** SET PROBLEM **
Each line that contains the word "logo" counts once; give the total for the records below and nothing else.

===== RECORD EXTRACTS =====

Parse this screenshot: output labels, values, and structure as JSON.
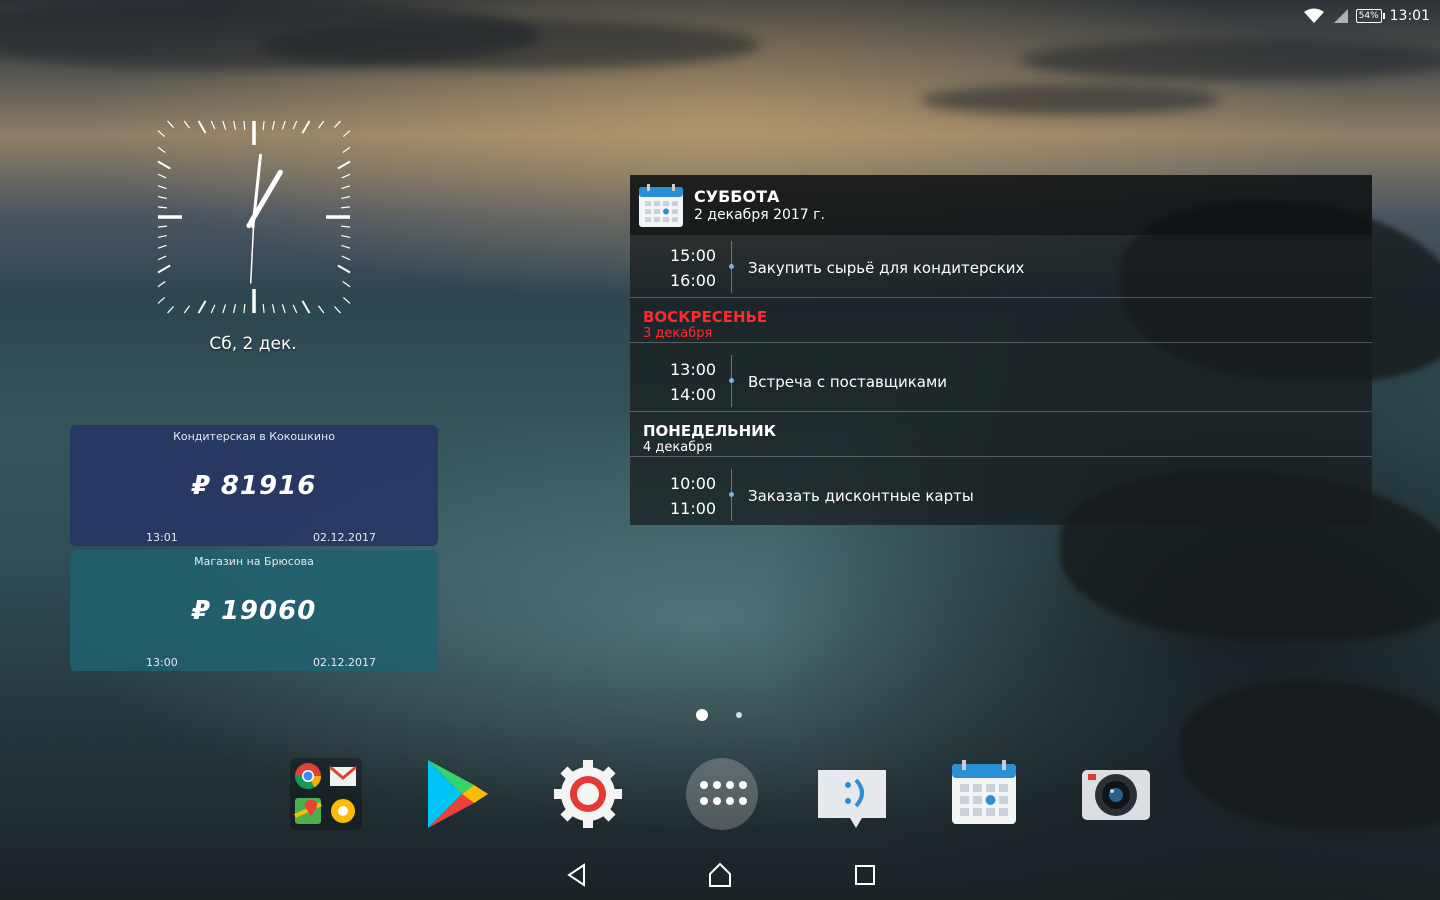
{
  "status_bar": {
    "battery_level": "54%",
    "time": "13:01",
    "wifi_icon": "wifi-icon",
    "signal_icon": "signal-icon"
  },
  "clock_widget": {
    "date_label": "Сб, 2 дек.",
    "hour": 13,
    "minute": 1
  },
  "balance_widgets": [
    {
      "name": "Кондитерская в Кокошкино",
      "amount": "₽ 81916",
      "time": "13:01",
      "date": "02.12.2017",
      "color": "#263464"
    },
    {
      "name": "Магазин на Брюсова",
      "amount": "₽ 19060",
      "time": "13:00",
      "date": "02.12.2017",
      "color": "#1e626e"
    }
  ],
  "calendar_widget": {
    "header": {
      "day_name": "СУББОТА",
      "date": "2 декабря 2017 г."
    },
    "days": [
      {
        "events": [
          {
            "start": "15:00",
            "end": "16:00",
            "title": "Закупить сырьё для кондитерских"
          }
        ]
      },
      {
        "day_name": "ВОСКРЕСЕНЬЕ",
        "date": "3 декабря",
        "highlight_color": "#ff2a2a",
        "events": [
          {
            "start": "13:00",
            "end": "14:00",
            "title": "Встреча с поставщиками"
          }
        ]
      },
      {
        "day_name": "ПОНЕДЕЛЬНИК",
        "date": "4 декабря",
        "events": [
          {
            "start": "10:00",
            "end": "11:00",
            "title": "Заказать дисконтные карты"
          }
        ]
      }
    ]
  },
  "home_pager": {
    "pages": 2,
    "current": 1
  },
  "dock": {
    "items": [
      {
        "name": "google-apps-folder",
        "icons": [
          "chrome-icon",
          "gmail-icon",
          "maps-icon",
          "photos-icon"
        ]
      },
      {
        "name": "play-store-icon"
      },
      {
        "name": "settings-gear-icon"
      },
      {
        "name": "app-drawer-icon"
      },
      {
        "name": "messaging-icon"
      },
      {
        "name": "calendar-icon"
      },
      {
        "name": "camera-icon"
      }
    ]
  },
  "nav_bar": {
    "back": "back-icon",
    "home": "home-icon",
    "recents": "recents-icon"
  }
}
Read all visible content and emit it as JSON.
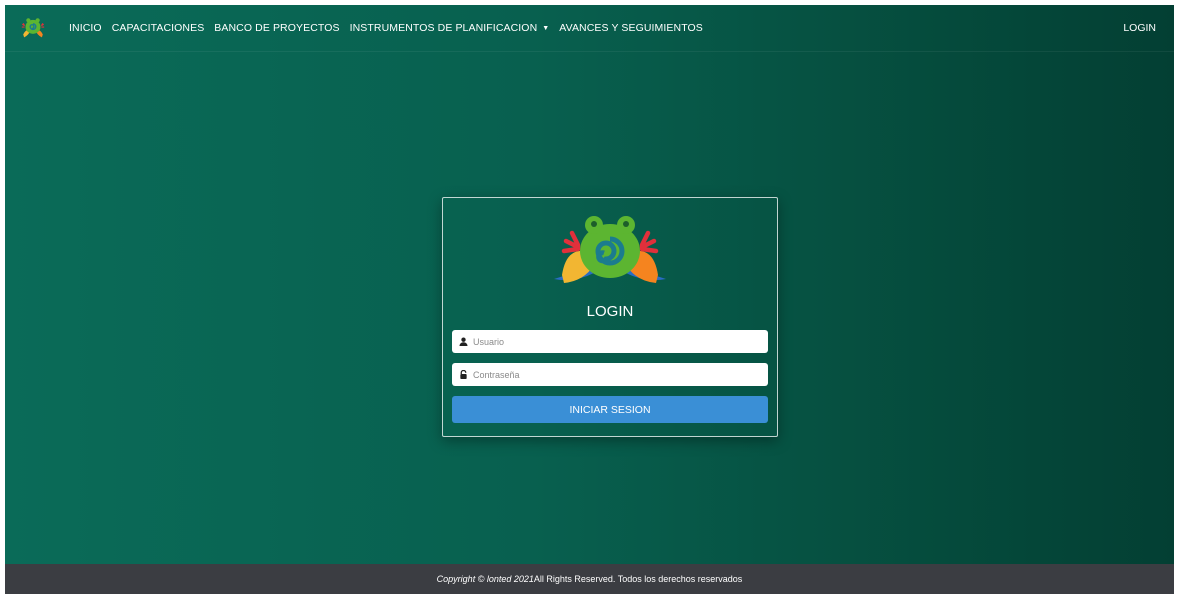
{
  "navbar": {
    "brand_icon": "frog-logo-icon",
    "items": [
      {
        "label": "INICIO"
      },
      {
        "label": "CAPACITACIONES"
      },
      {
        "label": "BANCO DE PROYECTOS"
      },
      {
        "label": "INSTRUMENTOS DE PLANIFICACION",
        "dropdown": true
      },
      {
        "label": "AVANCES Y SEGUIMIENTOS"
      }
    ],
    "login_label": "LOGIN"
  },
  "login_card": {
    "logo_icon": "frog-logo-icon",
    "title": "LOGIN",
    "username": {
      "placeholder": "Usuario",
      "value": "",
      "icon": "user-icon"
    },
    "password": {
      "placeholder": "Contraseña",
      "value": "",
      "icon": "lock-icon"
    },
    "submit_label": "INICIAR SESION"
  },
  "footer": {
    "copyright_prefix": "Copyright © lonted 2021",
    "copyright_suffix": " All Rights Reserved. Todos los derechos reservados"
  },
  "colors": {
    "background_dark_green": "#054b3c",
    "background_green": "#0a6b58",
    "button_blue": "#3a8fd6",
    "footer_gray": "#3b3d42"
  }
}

=====
===== RECORD EXTRACTS =====

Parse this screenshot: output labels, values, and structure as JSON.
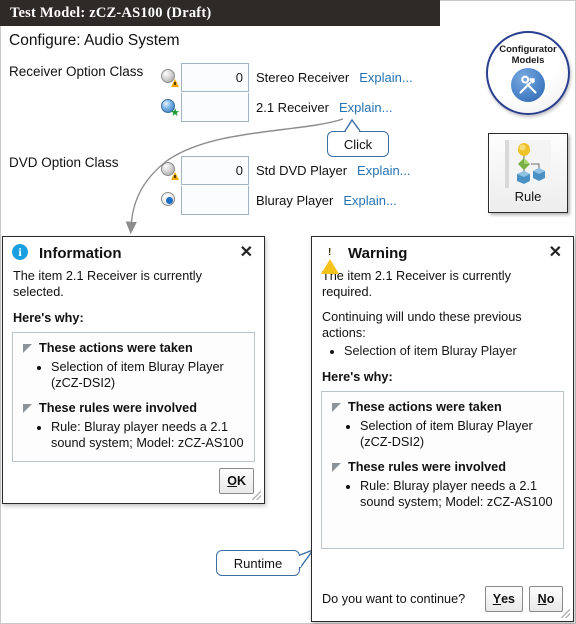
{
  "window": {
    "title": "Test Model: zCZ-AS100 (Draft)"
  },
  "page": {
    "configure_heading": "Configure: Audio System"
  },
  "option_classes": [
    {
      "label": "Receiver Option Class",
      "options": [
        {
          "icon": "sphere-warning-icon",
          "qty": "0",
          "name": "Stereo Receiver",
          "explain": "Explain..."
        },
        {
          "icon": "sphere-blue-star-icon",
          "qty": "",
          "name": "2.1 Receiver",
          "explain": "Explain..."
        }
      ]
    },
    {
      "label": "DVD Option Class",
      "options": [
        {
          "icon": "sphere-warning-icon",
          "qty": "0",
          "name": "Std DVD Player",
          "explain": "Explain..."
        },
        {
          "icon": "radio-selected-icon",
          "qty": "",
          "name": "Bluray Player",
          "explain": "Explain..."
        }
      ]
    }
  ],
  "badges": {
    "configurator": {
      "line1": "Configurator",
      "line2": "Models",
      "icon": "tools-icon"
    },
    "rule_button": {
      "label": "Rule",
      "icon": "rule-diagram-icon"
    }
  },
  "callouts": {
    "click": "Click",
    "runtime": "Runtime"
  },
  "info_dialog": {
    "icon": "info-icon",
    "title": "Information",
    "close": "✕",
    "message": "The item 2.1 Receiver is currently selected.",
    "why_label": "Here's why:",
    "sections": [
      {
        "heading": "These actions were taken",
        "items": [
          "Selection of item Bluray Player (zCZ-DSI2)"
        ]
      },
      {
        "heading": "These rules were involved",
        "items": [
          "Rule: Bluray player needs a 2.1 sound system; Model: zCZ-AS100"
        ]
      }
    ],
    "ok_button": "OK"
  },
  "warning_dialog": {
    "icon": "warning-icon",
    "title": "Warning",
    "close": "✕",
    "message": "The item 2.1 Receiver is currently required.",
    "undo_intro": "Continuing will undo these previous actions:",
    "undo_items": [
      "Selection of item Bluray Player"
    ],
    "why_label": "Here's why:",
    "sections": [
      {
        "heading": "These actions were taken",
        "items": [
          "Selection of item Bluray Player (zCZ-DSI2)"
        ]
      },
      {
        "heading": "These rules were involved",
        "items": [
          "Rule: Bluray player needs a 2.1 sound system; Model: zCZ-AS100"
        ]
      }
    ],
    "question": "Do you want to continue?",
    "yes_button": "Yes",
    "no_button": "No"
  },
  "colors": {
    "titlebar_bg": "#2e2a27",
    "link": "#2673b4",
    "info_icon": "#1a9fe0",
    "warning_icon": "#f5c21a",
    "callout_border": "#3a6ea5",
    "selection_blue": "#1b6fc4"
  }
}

=====

** THE REPLY **
2